• _TASK TO CARRY OUT_: Each line containing the word "concerning" needs to be copied.

• _DATASET CONTENT_:

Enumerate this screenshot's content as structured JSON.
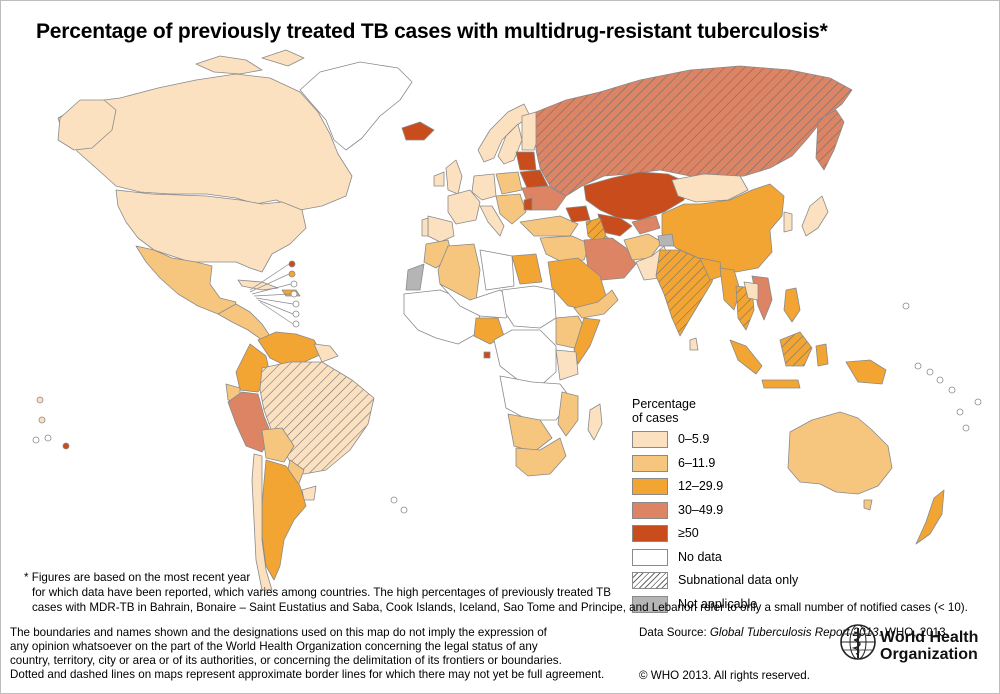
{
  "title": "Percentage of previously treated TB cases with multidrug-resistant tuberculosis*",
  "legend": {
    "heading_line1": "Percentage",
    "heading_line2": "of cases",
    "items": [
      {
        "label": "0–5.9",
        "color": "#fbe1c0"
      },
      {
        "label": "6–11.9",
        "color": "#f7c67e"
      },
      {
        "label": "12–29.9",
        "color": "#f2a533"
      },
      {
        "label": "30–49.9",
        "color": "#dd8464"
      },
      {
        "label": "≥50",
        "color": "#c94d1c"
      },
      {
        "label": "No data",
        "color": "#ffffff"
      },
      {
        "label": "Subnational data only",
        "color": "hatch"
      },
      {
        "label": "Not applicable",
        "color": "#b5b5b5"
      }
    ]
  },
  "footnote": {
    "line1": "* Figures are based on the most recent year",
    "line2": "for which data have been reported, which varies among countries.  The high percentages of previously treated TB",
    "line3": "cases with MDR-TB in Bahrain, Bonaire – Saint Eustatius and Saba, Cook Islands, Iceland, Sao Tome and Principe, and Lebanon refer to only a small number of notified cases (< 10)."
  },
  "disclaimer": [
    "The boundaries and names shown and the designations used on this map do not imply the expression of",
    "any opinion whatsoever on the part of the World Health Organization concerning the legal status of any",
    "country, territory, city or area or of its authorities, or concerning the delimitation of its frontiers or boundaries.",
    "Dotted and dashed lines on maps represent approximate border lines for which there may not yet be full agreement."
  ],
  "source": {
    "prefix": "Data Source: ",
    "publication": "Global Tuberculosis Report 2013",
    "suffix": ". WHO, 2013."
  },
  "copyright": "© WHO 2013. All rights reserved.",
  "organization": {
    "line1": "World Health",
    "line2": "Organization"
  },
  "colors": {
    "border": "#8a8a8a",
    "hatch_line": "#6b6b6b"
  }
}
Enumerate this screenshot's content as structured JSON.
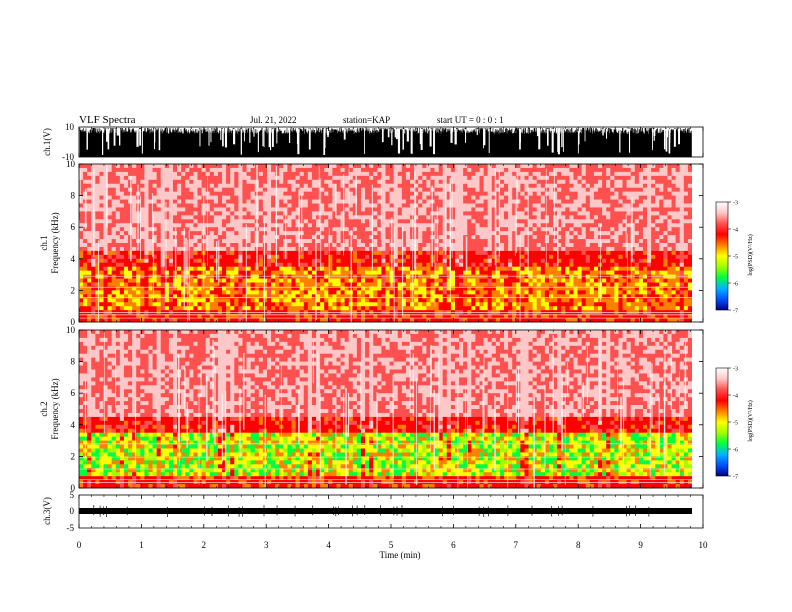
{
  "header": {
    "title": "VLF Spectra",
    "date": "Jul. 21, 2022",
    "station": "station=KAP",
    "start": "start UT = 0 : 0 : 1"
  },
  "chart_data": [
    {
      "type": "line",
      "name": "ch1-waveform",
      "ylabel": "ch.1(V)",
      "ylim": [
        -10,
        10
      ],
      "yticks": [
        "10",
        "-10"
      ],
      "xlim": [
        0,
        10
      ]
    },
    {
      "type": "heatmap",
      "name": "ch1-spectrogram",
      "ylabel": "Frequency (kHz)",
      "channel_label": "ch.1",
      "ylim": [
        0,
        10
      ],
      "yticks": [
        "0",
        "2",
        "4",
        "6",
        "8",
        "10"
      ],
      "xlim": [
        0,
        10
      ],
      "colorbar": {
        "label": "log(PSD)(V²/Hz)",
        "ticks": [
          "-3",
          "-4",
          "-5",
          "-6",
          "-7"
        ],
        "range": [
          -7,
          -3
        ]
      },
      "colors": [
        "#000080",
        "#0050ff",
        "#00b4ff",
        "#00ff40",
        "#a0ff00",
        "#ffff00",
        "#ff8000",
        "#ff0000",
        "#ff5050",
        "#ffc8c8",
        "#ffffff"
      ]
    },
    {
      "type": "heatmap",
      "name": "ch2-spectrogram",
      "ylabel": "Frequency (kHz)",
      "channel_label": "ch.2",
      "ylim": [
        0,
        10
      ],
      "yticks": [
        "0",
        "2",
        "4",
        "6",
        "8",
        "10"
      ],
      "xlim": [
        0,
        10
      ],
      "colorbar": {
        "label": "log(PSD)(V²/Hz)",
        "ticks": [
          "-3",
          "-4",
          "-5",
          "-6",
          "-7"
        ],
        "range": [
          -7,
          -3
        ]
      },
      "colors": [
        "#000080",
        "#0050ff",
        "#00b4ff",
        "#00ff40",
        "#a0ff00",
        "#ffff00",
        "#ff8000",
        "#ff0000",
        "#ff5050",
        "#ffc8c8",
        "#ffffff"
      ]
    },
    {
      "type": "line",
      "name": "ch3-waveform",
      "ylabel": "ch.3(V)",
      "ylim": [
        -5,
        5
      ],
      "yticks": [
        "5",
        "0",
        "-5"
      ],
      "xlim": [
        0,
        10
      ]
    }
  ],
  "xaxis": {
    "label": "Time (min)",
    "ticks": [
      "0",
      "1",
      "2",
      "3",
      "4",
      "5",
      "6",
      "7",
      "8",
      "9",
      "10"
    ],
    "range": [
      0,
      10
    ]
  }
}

• _TASK ANSWER_:
    "any opinion whatsoever on the part of the World Health Organization concerning the legal status of any",
    "country, territory, city or area or of its authorities, or concerning the delimitation of its frontiers or boundaries.",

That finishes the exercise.